>> Begin
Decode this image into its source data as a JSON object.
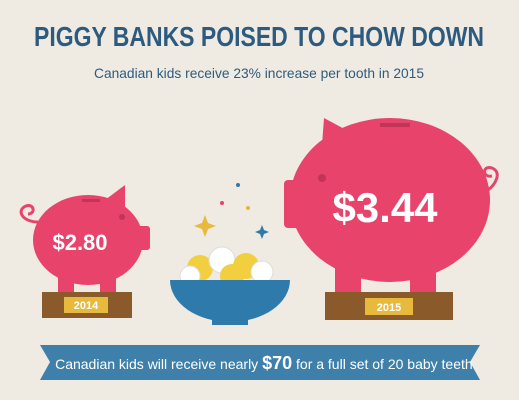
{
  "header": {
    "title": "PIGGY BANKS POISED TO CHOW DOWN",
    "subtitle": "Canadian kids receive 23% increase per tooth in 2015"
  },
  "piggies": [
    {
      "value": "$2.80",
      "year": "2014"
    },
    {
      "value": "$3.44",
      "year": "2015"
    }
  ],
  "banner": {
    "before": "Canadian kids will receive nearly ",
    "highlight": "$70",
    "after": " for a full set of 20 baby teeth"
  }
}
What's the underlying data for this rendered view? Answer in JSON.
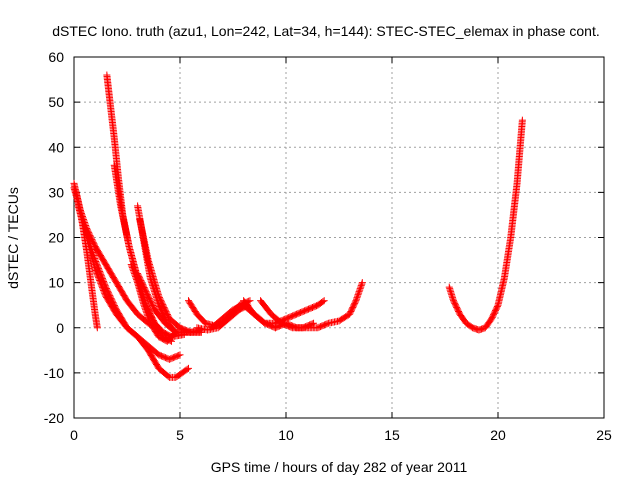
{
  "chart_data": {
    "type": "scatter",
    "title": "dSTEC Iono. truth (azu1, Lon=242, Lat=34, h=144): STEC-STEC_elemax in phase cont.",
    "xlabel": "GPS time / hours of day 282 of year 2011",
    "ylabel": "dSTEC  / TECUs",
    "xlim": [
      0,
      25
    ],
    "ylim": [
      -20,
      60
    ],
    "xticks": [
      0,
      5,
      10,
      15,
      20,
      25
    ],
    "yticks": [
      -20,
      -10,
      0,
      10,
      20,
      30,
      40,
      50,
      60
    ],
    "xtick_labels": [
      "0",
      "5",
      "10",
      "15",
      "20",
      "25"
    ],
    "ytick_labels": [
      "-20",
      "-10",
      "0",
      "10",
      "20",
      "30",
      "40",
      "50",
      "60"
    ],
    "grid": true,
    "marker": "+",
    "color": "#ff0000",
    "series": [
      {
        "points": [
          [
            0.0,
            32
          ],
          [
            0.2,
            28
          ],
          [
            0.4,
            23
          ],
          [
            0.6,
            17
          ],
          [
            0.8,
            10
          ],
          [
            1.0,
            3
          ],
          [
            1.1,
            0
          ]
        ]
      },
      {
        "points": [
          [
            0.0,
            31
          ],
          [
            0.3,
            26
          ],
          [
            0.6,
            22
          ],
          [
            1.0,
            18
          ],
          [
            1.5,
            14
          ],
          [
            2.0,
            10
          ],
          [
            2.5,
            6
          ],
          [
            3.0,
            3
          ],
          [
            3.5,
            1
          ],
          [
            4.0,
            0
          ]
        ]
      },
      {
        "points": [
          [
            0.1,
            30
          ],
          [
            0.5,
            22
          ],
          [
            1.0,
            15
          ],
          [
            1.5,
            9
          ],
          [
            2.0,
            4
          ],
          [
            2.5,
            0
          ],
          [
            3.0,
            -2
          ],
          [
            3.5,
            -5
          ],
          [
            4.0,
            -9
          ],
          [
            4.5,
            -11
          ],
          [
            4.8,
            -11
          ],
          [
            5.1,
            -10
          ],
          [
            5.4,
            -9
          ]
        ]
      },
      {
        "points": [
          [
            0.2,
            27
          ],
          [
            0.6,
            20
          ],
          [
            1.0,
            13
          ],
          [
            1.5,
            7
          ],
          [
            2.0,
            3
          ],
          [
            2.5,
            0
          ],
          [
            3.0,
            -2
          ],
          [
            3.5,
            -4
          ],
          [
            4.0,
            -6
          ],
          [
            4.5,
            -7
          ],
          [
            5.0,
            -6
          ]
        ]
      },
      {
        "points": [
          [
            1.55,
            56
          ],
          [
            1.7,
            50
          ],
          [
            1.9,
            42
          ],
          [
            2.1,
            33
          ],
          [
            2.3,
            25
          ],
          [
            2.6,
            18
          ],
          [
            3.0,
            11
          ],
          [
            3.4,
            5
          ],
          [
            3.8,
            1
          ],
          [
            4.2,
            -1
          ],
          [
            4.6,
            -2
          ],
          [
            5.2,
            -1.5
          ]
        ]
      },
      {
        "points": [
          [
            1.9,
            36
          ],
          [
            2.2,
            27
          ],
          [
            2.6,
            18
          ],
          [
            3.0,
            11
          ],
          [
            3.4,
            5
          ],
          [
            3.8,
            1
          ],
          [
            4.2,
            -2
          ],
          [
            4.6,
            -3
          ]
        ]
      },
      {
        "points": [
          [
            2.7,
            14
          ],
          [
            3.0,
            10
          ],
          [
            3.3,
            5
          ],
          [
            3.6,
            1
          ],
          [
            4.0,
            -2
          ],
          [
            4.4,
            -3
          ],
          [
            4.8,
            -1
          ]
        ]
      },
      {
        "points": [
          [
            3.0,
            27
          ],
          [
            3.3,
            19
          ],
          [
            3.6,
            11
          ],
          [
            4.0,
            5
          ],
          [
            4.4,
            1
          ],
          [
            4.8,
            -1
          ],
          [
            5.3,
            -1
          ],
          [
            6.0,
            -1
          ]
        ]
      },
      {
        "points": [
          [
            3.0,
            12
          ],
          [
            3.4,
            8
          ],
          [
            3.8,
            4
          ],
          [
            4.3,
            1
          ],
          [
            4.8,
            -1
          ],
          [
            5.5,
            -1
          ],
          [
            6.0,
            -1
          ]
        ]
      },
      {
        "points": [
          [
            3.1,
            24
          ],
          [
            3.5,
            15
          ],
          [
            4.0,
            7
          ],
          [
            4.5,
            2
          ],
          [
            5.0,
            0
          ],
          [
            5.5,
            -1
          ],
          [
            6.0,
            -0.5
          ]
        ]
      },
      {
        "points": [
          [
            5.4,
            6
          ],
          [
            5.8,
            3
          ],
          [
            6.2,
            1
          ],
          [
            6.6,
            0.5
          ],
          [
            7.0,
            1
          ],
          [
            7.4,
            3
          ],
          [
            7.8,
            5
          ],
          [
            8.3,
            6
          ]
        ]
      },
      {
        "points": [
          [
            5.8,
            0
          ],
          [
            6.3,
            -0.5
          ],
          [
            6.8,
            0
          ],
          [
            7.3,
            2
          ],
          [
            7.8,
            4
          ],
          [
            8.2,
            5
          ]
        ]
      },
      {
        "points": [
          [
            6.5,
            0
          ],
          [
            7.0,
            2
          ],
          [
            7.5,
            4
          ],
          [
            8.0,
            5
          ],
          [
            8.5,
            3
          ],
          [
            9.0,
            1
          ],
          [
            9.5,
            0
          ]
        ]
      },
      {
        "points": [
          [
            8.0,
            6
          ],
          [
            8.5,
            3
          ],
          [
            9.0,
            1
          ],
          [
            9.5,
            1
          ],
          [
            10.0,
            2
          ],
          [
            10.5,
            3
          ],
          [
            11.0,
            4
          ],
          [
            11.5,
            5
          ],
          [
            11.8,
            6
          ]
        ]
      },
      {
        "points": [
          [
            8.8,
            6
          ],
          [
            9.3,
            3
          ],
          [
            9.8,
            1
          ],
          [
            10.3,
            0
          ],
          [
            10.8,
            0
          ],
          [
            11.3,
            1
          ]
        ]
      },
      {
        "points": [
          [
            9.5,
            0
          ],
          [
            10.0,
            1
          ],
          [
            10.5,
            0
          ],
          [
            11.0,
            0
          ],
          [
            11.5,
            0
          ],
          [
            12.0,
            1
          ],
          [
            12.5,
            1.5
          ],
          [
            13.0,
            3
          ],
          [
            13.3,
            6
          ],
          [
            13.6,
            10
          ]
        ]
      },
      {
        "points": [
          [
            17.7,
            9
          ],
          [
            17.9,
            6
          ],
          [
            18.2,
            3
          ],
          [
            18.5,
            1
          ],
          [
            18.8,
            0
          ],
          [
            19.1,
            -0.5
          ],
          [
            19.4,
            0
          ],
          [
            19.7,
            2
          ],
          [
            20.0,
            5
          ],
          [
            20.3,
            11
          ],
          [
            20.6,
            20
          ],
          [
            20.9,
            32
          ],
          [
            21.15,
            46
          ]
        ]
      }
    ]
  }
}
>> End
* **EXERCISE DETAILS**: Set every line down exactly as written, leaving each picture out.

* **WRITTEN REPLY**:
Decode this image into its source data as a JSON object.
{
  "header": {
    "title": "PIGGY BANKS POISED TO CHOW DOWN",
    "subtitle": "Canadian kids receive 23% increase per tooth in 2015"
  },
  "piggies": [
    {
      "value": "$2.80",
      "year": "2014"
    },
    {
      "value": "$3.44",
      "year": "2015"
    }
  ],
  "banner": {
    "before": "Canadian kids will receive nearly ",
    "highlight": "$70",
    "after": " for a full set of 20 baby teeth"
  }
}
What's the underlying data for this rendered view? Answer in JSON.
{
  "chart_data": {
    "type": "scatter",
    "title": "dSTEC Iono. truth (azu1, Lon=242, Lat=34, h=144): STEC-STEC_elemax in phase cont.",
    "xlabel": "GPS time / hours of day 282 of year 2011",
    "ylabel": "dSTEC  / TECUs",
    "xlim": [
      0,
      25
    ],
    "ylim": [
      -20,
      60
    ],
    "xticks": [
      0,
      5,
      10,
      15,
      20,
      25
    ],
    "yticks": [
      -20,
      -10,
      0,
      10,
      20,
      30,
      40,
      50,
      60
    ],
    "xtick_labels": [
      "0",
      "5",
      "10",
      "15",
      "20",
      "25"
    ],
    "ytick_labels": [
      "-20",
      "-10",
      "0",
      "10",
      "20",
      "30",
      "40",
      "50",
      "60"
    ],
    "grid": true,
    "marker": "+",
    "color": "#ff0000",
    "series": [
      {
        "points": [
          [
            0.0,
            32
          ],
          [
            0.2,
            28
          ],
          [
            0.4,
            23
          ],
          [
            0.6,
            17
          ],
          [
            0.8,
            10
          ],
          [
            1.0,
            3
          ],
          [
            1.1,
            0
          ]
        ]
      },
      {
        "points": [
          [
            0.0,
            31
          ],
          [
            0.3,
            26
          ],
          [
            0.6,
            22
          ],
          [
            1.0,
            18
          ],
          [
            1.5,
            14
          ],
          [
            2.0,
            10
          ],
          [
            2.5,
            6
          ],
          [
            3.0,
            3
          ],
          [
            3.5,
            1
          ],
          [
            4.0,
            0
          ]
        ]
      },
      {
        "points": [
          [
            0.1,
            30
          ],
          [
            0.5,
            22
          ],
          [
            1.0,
            15
          ],
          [
            1.5,
            9
          ],
          [
            2.0,
            4
          ],
          [
            2.5,
            0
          ],
          [
            3.0,
            -2
          ],
          [
            3.5,
            -5
          ],
          [
            4.0,
            -9
          ],
          [
            4.5,
            -11
          ],
          [
            4.8,
            -11
          ],
          [
            5.1,
            -10
          ],
          [
            5.4,
            -9
          ]
        ]
      },
      {
        "points": [
          [
            0.2,
            27
          ],
          [
            0.6,
            20
          ],
          [
            1.0,
            13
          ],
          [
            1.5,
            7
          ],
          [
            2.0,
            3
          ],
          [
            2.5,
            0
          ],
          [
            3.0,
            -2
          ],
          [
            3.5,
            -4
          ],
          [
            4.0,
            -6
          ],
          [
            4.5,
            -7
          ],
          [
            5.0,
            -6
          ]
        ]
      },
      {
        "points": [
          [
            1.55,
            56
          ],
          [
            1.7,
            50
          ],
          [
            1.9,
            42
          ],
          [
            2.1,
            33
          ],
          [
            2.3,
            25
          ],
          [
            2.6,
            18
          ],
          [
            3.0,
            11
          ],
          [
            3.4,
            5
          ],
          [
            3.8,
            1
          ],
          [
            4.2,
            -1
          ],
          [
            4.6,
            -2
          ],
          [
            5.2,
            -1.5
          ]
        ]
      },
      {
        "points": [
          [
            1.9,
            36
          ],
          [
            2.2,
            27
          ],
          [
            2.6,
            18
          ],
          [
            3.0,
            11
          ],
          [
            3.4,
            5
          ],
          [
            3.8,
            1
          ],
          [
            4.2,
            -2
          ],
          [
            4.6,
            -3
          ]
        ]
      },
      {
        "points": [
          [
            2.7,
            14
          ],
          [
            3.0,
            10
          ],
          [
            3.3,
            5
          ],
          [
            3.6,
            1
          ],
          [
            4.0,
            -2
          ],
          [
            4.4,
            -3
          ],
          [
            4.8,
            -1
          ]
        ]
      },
      {
        "points": [
          [
            3.0,
            27
          ],
          [
            3.3,
            19
          ],
          [
            3.6,
            11
          ],
          [
            4.0,
            5
          ],
          [
            4.4,
            1
          ],
          [
            4.8,
            -1
          ],
          [
            5.3,
            -1
          ],
          [
            6.0,
            -1
          ]
        ]
      },
      {
        "points": [
          [
            3.0,
            12
          ],
          [
            3.4,
            8
          ],
          [
            3.8,
            4
          ],
          [
            4.3,
            1
          ],
          [
            4.8,
            -1
          ],
          [
            5.5,
            -1
          ],
          [
            6.0,
            -1
          ]
        ]
      },
      {
        "points": [
          [
            3.1,
            24
          ],
          [
            3.5,
            15
          ],
          [
            4.0,
            7
          ],
          [
            4.5,
            2
          ],
          [
            5.0,
            0
          ],
          [
            5.5,
            -1
          ],
          [
            6.0,
            -0.5
          ]
        ]
      },
      {
        "points": [
          [
            5.4,
            6
          ],
          [
            5.8,
            3
          ],
          [
            6.2,
            1
          ],
          [
            6.6,
            0.5
          ],
          [
            7.0,
            1
          ],
          [
            7.4,
            3
          ],
          [
            7.8,
            5
          ],
          [
            8.3,
            6
          ]
        ]
      },
      {
        "points": [
          [
            5.8,
            0
          ],
          [
            6.3,
            -0.5
          ],
          [
            6.8,
            0
          ],
          [
            7.3,
            2
          ],
          [
            7.8,
            4
          ],
          [
            8.2,
            5
          ]
        ]
      },
      {
        "points": [
          [
            6.5,
            0
          ],
          [
            7.0,
            2
          ],
          [
            7.5,
            4
          ],
          [
            8.0,
            5
          ],
          [
            8.5,
            3
          ],
          [
            9.0,
            1
          ],
          [
            9.5,
            0
          ]
        ]
      },
      {
        "points": [
          [
            8.0,
            6
          ],
          [
            8.5,
            3
          ],
          [
            9.0,
            1
          ],
          [
            9.5,
            1
          ],
          [
            10.0,
            2
          ],
          [
            10.5,
            3
          ],
          [
            11.0,
            4
          ],
          [
            11.5,
            5
          ],
          [
            11.8,
            6
          ]
        ]
      },
      {
        "points": [
          [
            8.8,
            6
          ],
          [
            9.3,
            3
          ],
          [
            9.8,
            1
          ],
          [
            10.3,
            0
          ],
          [
            10.8,
            0
          ],
          [
            11.3,
            1
          ]
        ]
      },
      {
        "points": [
          [
            9.5,
            0
          ],
          [
            10.0,
            1
          ],
          [
            10.5,
            0
          ],
          [
            11.0,
            0
          ],
          [
            11.5,
            0
          ],
          [
            12.0,
            1
          ],
          [
            12.5,
            1.5
          ],
          [
            13.0,
            3
          ],
          [
            13.3,
            6
          ],
          [
            13.6,
            10
          ]
        ]
      },
      {
        "points": [
          [
            17.7,
            9
          ],
          [
            17.9,
            6
          ],
          [
            18.2,
            3
          ],
          [
            18.5,
            1
          ],
          [
            18.8,
            0
          ],
          [
            19.1,
            -0.5
          ],
          [
            19.4,
            0
          ],
          [
            19.7,
            2
          ],
          [
            20.0,
            5
          ],
          [
            20.3,
            11
          ],
          [
            20.6,
            20
          ],
          [
            20.9,
            32
          ],
          [
            21.15,
            46
          ]
        ]
      }
    ]
  }
}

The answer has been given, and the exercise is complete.